··· EXERCISE MATERIALS
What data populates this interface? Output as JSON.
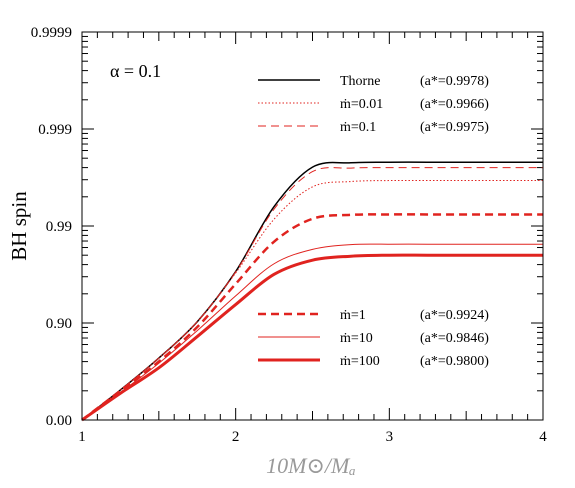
{
  "chart_data": {
    "type": "line",
    "annotation": "α = 0.1",
    "xlabel": "10M⊙/Mₐ",
    "ylabel": "BH spin",
    "xlim": [
      1,
      4
    ],
    "xticks": [
      1,
      2,
      3,
      4
    ],
    "xtick_labels": [
      "1",
      "2",
      "3",
      "4"
    ],
    "y_scale": "log10 of 1/(1 - spin)",
    "yticks": [
      0.0,
      0.9,
      0.99,
      0.999,
      0.9999
    ],
    "ytick_labels": [
      "0.00",
      "0.90",
      "0.99",
      "0.999",
      "0.9999"
    ],
    "ylim": [
      0.0,
      0.9999
    ],
    "grid": false,
    "legend_placement": [
      "top-right",
      "lower-right"
    ],
    "colors": {
      "black": "#000000",
      "red": "#e0231f"
    },
    "x": [
      1.0,
      1.25,
      1.5,
      1.75,
      2.0,
      2.25,
      2.5,
      2.75,
      3.0,
      3.25,
      3.5,
      3.75,
      4.0
    ],
    "series": [
      {
        "name": "Thorne",
        "label": "(a*=0.9978)",
        "color": "#000000",
        "style": "solid",
        "width": 1.5,
        "values": [
          0.0,
          0.51,
          0.77,
          0.903,
          0.9705,
          0.9937,
          0.99753,
          0.99777,
          0.9978,
          0.9978,
          0.9978,
          0.9978,
          0.9978
        ]
      },
      {
        "name": "ṁ=0.01",
        "label": "(a*=0.9966)",
        "color": "#e0231f",
        "style": "dotted",
        "width": 1.0,
        "values": [
          0.0,
          0.51,
          0.77,
          0.903,
          0.9695,
          0.9915,
          0.99605,
          0.99652,
          0.9966,
          0.9966,
          0.9966,
          0.9966,
          0.9966
        ]
      },
      {
        "name": "ṁ=0.1",
        "label": "(a*=0.9975)",
        "color": "#e0231f",
        "style": "dashed",
        "width": 1.0,
        "values": [
          0.0,
          0.51,
          0.77,
          0.903,
          0.9703,
          0.9933,
          0.99725,
          0.99747,
          0.9975,
          0.9975,
          0.9975,
          0.9975,
          0.9975
        ]
      },
      {
        "name": "ṁ=1",
        "label": "(a*=0.9924)",
        "color": "#e0231f",
        "style": "dashed",
        "width": 2.5,
        "values": [
          0.0,
          0.5,
          0.75,
          0.89,
          0.9605,
          0.9855,
          0.99158,
          0.99232,
          0.9924,
          0.9924,
          0.9924,
          0.9924,
          0.9924
        ]
      },
      {
        "name": "ṁ=10",
        "label": "(a*=0.9846)",
        "color": "#e0231f",
        "style": "solid",
        "width": 1.0,
        "values": [
          0.0,
          0.48,
          0.74,
          0.88,
          0.9475,
          0.9755,
          0.9826,
          0.98446,
          0.9846,
          0.9846,
          0.9846,
          0.9846,
          0.9846
        ]
      },
      {
        "name": "ṁ=100",
        "label": "(a*=0.9800)",
        "color": "#e0231f",
        "style": "solid",
        "width": 3.0,
        "values": [
          0.0,
          0.47,
          0.71,
          0.862,
          0.9355,
          0.9685,
          0.9775,
          0.9795,
          0.98,
          0.98,
          0.98,
          0.98,
          0.98
        ]
      }
    ]
  }
}
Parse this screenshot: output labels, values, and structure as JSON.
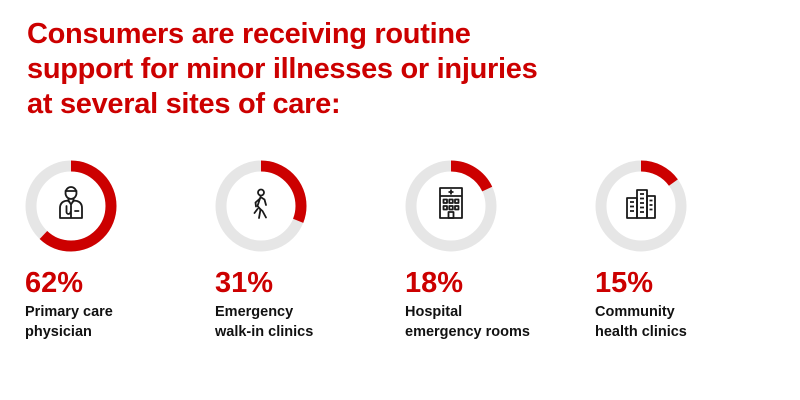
{
  "headline": {
    "lines": [
      "Consumers are receiving routine",
      "support for minor illnesses or injuries",
      "at several sites of care:"
    ]
  },
  "colors": {
    "accent": "#cc0000",
    "track": "#e6e6e6",
    "text": "#111111",
    "icon": "#1a1a1a"
  },
  "chart_data": {
    "type": "donut",
    "title": "Consumers are receiving routine support for minor illnesses or injuries at several sites of care:",
    "unit": "%",
    "items": [
      {
        "value": 62,
        "display": "62%",
        "label_lines": [
          "Primary care",
          "physician"
        ],
        "icon": "doctor-icon"
      },
      {
        "value": 31,
        "display": "31%",
        "label_lines": [
          "Emergency",
          "walk-in clinics"
        ],
        "icon": "walking-person-icon"
      },
      {
        "value": 18,
        "display": "18%",
        "label_lines": [
          "Hospital",
          "emergency rooms"
        ],
        "icon": "hospital-building-icon"
      },
      {
        "value": 15,
        "display": "15%",
        "label_lines": [
          "Community",
          "health clinics"
        ],
        "icon": "clinic-buildings-icon"
      }
    ]
  }
}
······
WHAT TO WORK ON:
Give the number of lines above in which the word "name" occurs, with nothing else.

EXERCISE SOLUTION:
6